#### The request:
State how many lines contain the string "ffffff", and write nothing else.

#### Data rows:
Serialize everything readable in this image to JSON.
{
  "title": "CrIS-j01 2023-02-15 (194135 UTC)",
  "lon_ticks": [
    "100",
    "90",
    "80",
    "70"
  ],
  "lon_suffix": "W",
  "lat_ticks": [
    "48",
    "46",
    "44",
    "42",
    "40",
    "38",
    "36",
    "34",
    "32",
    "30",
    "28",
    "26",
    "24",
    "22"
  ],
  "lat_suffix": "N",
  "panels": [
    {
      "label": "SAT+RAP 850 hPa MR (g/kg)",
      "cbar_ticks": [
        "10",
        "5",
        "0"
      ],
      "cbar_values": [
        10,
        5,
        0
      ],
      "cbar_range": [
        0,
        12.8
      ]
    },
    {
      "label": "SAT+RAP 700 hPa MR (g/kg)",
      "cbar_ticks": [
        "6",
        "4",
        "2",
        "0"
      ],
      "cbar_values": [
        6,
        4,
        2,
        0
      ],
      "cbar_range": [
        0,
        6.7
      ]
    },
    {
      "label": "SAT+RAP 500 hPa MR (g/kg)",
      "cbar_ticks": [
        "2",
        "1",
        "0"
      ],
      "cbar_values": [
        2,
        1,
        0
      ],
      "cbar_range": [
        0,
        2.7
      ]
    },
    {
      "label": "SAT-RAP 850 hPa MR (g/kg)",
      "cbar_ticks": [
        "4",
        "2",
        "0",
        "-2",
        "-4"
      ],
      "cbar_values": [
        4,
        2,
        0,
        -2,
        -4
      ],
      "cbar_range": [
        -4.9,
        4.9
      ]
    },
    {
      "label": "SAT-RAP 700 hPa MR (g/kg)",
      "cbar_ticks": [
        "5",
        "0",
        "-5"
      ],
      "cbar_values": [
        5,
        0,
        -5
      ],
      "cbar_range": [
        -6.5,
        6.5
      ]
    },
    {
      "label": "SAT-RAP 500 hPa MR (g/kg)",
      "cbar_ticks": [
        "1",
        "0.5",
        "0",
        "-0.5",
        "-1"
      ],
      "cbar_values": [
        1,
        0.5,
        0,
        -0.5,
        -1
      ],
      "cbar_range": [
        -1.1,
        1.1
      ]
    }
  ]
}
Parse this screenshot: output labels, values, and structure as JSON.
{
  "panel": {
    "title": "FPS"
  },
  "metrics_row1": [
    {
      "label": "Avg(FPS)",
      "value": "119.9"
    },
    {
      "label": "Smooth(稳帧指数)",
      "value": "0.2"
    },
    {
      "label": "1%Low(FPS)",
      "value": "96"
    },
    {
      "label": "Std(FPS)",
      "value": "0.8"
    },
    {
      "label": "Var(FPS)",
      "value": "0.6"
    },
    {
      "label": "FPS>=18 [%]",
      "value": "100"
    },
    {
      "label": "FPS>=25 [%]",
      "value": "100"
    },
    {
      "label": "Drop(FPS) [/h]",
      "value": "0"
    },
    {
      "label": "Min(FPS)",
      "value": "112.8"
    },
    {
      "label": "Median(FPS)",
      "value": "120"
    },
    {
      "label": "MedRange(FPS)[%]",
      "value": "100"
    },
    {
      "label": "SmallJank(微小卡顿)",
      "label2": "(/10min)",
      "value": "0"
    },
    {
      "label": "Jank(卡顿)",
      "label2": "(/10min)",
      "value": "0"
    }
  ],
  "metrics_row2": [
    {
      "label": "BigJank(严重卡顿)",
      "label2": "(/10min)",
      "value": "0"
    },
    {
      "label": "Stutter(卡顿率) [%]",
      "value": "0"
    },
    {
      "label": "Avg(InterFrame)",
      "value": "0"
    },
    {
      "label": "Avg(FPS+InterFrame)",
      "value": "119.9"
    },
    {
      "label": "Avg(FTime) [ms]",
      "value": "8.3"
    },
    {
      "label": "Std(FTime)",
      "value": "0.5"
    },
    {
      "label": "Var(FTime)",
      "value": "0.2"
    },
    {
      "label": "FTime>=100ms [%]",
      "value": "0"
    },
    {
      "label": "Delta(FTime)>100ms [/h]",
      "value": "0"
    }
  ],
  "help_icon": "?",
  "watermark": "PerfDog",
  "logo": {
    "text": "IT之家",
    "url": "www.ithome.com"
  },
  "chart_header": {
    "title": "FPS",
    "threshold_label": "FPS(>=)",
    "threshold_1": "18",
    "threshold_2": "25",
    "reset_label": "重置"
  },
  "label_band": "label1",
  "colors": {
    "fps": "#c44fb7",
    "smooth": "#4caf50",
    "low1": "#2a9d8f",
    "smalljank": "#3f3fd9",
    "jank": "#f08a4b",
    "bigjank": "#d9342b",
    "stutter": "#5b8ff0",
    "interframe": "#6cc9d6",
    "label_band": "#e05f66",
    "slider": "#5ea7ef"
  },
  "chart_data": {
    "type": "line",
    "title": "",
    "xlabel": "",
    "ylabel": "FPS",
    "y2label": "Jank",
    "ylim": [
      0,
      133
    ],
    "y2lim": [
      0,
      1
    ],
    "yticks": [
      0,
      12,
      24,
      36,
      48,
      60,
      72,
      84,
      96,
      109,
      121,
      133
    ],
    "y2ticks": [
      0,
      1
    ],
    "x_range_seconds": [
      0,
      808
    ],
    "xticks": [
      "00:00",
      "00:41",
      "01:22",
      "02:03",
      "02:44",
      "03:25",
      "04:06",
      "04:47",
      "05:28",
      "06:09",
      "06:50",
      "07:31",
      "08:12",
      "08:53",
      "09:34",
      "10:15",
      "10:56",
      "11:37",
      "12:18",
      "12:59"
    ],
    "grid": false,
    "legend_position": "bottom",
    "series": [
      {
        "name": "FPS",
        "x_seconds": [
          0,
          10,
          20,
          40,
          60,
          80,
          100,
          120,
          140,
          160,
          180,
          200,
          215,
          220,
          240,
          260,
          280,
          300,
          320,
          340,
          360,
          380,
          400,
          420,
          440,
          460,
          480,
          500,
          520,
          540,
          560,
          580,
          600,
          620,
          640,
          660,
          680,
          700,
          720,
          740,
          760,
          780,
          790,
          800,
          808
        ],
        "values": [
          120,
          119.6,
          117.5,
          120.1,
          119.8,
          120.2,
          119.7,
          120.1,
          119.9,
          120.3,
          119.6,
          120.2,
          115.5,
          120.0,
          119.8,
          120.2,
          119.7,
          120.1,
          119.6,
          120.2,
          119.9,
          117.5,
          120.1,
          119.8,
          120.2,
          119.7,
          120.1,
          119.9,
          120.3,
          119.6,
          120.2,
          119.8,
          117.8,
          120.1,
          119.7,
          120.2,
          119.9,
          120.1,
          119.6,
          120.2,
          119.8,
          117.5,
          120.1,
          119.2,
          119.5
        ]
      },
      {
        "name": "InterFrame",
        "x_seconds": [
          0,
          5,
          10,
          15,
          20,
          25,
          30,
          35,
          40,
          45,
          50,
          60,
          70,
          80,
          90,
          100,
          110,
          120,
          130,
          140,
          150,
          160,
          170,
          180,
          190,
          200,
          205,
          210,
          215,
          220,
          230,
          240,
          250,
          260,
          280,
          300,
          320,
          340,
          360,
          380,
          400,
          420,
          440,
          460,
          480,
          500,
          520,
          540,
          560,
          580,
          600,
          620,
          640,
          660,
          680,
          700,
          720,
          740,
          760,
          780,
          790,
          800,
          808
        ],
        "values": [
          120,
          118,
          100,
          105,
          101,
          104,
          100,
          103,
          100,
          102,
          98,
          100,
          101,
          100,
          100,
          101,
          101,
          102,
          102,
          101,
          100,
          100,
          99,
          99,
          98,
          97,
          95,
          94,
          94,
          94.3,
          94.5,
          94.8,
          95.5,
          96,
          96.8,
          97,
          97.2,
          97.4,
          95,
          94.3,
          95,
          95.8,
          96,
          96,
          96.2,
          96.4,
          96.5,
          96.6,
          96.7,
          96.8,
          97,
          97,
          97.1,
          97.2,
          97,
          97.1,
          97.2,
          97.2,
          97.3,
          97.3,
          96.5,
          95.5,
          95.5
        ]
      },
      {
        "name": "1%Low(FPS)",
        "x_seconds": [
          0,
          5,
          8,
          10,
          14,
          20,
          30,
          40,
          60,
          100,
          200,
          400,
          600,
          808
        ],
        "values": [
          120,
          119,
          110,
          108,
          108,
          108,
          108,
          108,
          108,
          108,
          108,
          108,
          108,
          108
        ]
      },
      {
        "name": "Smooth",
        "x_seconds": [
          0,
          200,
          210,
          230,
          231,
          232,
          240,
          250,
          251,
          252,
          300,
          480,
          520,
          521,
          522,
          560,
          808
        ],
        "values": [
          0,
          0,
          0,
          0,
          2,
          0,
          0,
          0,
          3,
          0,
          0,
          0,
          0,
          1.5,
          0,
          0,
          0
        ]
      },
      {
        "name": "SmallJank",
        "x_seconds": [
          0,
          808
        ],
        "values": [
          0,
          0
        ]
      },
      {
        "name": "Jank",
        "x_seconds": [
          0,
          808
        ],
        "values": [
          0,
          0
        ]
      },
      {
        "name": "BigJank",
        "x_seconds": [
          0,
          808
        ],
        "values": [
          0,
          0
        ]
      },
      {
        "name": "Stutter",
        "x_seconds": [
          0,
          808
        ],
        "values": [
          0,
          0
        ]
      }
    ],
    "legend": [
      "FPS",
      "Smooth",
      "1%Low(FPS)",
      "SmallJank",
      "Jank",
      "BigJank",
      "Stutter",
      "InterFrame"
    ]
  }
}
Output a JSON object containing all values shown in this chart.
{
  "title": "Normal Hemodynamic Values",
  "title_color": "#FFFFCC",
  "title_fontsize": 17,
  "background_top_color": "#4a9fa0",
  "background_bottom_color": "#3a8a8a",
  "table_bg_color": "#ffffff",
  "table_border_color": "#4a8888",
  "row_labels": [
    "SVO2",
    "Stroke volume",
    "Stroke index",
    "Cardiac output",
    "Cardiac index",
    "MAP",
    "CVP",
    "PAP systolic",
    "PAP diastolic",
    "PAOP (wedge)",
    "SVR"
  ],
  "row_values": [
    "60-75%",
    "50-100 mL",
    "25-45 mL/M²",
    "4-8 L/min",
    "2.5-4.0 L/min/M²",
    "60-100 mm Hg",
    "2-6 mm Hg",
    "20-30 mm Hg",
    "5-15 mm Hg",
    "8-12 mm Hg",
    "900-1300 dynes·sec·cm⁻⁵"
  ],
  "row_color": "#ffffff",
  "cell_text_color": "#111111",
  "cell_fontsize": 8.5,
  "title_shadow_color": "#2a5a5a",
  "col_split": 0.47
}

#### Response to the task:
2